> _REQUIREMENTS_
Select all lines in the records that include "JSON".

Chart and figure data

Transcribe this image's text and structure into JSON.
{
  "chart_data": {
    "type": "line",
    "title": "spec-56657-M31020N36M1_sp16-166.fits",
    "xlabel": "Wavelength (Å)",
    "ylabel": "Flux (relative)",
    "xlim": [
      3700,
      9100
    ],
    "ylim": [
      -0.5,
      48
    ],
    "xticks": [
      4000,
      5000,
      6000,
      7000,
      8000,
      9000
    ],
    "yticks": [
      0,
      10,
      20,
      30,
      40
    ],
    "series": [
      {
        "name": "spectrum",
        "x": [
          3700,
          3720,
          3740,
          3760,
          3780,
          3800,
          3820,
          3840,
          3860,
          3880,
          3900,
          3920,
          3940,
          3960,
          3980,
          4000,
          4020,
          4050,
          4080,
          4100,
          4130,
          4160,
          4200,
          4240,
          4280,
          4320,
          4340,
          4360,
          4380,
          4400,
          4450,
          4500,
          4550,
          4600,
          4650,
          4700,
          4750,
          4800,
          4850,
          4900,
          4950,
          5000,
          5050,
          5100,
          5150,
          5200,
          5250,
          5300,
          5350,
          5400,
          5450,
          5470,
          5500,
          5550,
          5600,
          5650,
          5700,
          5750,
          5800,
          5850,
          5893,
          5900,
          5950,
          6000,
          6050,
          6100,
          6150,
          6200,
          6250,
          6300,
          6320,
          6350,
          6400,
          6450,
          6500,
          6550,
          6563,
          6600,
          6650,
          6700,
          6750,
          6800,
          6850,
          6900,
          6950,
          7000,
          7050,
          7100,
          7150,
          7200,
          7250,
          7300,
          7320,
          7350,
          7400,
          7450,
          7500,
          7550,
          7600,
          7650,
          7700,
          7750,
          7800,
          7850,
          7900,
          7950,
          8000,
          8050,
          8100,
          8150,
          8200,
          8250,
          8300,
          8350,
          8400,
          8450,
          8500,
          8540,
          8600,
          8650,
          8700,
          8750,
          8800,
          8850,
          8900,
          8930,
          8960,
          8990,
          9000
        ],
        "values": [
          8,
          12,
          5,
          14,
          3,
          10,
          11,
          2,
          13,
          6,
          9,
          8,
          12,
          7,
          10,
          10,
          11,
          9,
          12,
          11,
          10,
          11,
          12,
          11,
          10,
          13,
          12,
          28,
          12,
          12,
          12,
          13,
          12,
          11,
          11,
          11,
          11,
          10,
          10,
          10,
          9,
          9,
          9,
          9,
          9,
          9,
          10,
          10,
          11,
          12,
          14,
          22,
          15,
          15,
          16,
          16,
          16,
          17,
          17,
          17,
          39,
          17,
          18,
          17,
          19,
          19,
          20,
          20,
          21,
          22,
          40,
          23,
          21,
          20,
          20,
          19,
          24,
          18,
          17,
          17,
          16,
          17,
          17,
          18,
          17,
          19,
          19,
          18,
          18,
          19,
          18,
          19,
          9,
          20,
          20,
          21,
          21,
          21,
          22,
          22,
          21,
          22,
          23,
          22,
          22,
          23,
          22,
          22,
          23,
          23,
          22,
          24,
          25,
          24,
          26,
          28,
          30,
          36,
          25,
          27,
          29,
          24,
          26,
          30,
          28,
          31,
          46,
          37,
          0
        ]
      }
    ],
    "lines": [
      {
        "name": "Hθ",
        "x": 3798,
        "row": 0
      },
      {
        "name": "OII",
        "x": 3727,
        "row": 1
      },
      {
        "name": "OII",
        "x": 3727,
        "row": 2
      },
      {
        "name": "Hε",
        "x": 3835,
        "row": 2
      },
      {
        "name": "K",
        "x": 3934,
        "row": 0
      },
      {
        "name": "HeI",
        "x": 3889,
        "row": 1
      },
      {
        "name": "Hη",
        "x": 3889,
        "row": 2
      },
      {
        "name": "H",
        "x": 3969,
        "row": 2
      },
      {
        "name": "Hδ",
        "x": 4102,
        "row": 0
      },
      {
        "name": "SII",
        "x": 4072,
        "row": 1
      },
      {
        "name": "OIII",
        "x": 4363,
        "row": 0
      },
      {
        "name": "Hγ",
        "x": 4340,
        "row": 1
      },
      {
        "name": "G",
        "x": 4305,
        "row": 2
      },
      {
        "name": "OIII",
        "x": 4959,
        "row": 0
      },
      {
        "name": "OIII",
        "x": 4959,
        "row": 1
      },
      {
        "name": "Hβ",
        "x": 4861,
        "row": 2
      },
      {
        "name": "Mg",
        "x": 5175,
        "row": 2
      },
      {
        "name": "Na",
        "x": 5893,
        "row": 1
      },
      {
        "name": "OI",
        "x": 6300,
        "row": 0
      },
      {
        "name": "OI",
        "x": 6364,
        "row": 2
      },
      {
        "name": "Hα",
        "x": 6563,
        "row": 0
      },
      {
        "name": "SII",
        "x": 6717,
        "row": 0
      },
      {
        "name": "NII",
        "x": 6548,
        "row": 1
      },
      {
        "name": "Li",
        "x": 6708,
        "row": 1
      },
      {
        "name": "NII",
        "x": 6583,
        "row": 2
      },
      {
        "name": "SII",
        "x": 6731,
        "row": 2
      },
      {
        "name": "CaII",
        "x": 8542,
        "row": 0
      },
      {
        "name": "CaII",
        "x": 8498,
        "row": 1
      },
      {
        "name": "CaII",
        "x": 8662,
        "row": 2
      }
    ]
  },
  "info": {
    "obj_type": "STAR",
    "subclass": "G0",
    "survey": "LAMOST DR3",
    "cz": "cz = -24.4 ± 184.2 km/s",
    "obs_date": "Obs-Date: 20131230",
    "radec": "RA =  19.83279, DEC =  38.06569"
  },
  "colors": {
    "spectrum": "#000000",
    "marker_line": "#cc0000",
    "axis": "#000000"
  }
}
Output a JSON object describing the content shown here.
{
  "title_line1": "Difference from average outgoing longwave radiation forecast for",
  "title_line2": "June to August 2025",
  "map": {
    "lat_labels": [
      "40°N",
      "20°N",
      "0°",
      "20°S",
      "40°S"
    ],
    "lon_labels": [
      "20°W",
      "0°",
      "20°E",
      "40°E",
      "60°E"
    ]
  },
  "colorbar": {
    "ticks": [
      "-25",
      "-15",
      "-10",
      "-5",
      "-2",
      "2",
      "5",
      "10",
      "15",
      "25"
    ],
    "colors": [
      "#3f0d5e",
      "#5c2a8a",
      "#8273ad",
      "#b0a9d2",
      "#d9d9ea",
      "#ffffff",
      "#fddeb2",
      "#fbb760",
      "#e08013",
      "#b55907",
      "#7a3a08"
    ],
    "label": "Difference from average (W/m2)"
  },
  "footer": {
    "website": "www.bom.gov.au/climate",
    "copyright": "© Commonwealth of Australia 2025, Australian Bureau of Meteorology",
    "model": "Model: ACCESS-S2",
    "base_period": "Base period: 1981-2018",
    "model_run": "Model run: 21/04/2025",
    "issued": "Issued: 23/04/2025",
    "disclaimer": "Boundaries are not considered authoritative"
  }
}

> _RESPONSE FOR THIS EXERCISE_
Transcribe this image's text and structure into JSON.
Output a JSON object describing the content shown here.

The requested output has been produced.